◆ Given problem
Find the lines with "龟兔赛跑" in them and copy them out.

◆ Stored rows
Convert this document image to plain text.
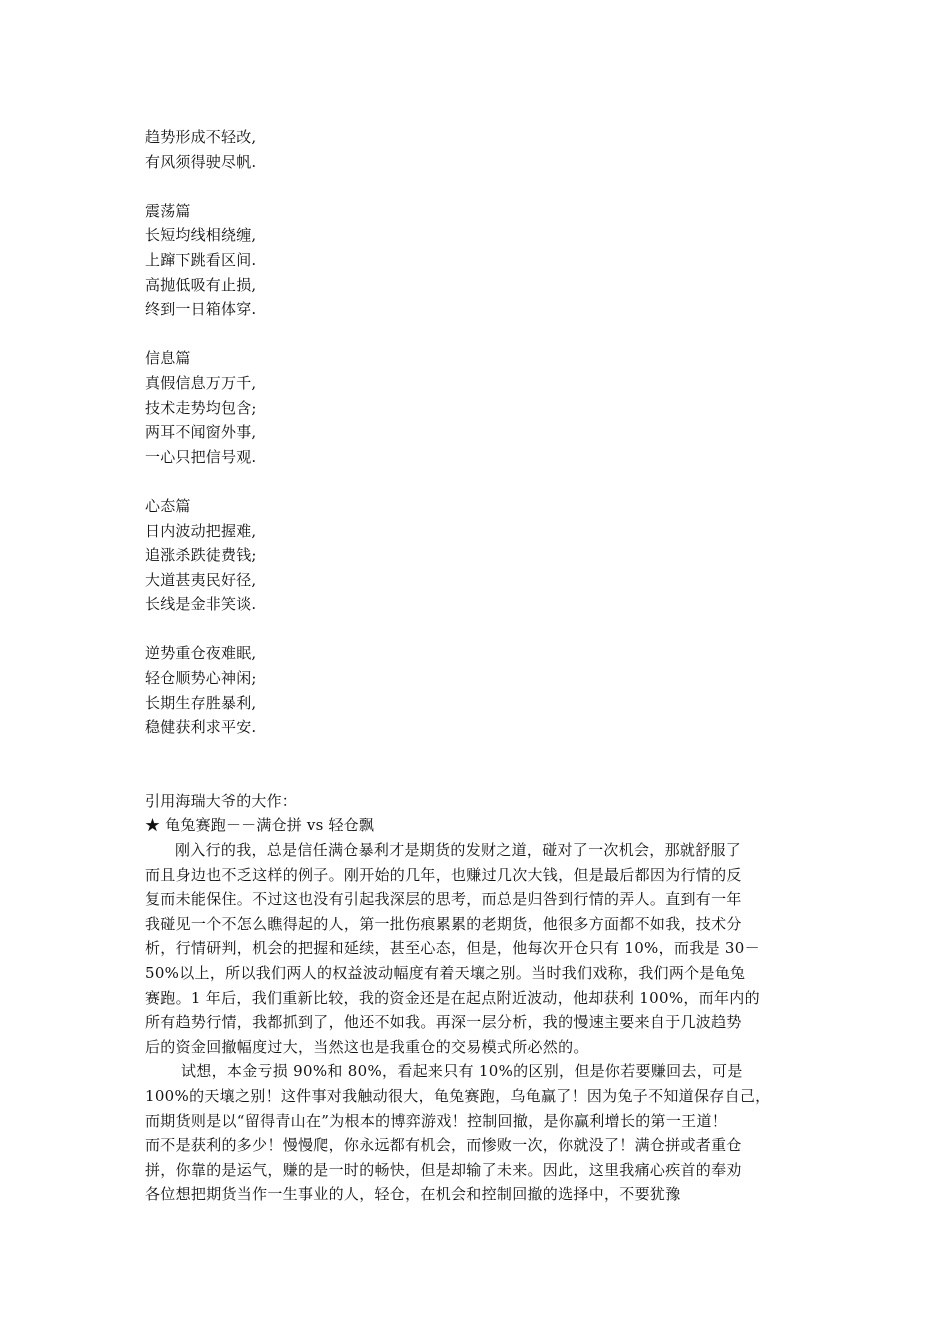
趋势形成不轻改,
有风须得驶尽帆.
震荡篇
长短均线相绕缠,
上蹿下跳看区间.
高抛低吸有止损,
终到一日箱体穿.
信息篇
真假信息万万千,
技术走势均包含;
两耳不闻窗外事,
一心只把信号观.
心态篇
日内波动把握难,
追涨杀跌徒费钱;
大道甚夷民好径,
长线是金非笑谈.
逆势重仓夜难眠,
轻仓顺势心神闲;
长期生存胜暴利,
稳健获利求平安.
引用海瑞大爷的大作：
★ 龟兔赛跑－－满仓拼 vs 轻仓飘
刚入行的我，总是信任满仓暴利才是期货的发财之道，碰对了一次机会，那就舒服了
而且身边也不乏这样的例子。刚开始的几年，也赚过几次大钱，但是最后都因为行情的反
复而未能保住。不过这也没有引起我深层的思考，而总是归咎到行情的弄人。直到有一年
我碰见一个不怎么瞧得起的人，第一批伤痕累累的老期货，他很多方面都不如我，技术分
析，行情研判，机会的把握和延续，甚至心态，但是，他每次开仓只有 10%，而我是 30－
50%以上，所以我们两人的权益波动幅度有着天壤之别。当时我们戏称，我们两个是龟兔
赛跑。1 年后，我们重新比较，我的资金还是在起点附近波动，他却获利 100%，而年内的
所有趋势行情，我都抓到了，他还不如我。再深一层分析，我的慢速主要来自于几波趋势
后的资金回撤幅度过大，当然这也是我重仓的交易模式所必然的。
试想，本金亏损 90%和 80%，看起来只有 10%的区别，但是你若要赚回去，可是
100%的天壤之别！这件事对我触动很大，龟兔赛跑，乌龟赢了！因为兔子不知道保存自己，
而期货则是以“留得青山在”为根本的博弈游戏！控制回撤，是你赢利增长的第一王道！
而不是获利的多少！慢慢爬，你永远都有机会，而惨败一次，你就没了！满仓拼或者重仓
拼，你靠的是运气，赚的是一时的畅快，但是却输了未来。因此，这里我痛心疾首的奉劝
各位想把期货当作一生事业的人，轻仓，在机会和控制回撤的选择中，不要犹豫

◆ Answer for the task
★ 龟兔赛跑－－满仓拼 vs 轻仓飘
100%的天壤之别！这件事对我触动很大，龟兔赛跑，乌龟赢了！因为兔子不知道保存自己，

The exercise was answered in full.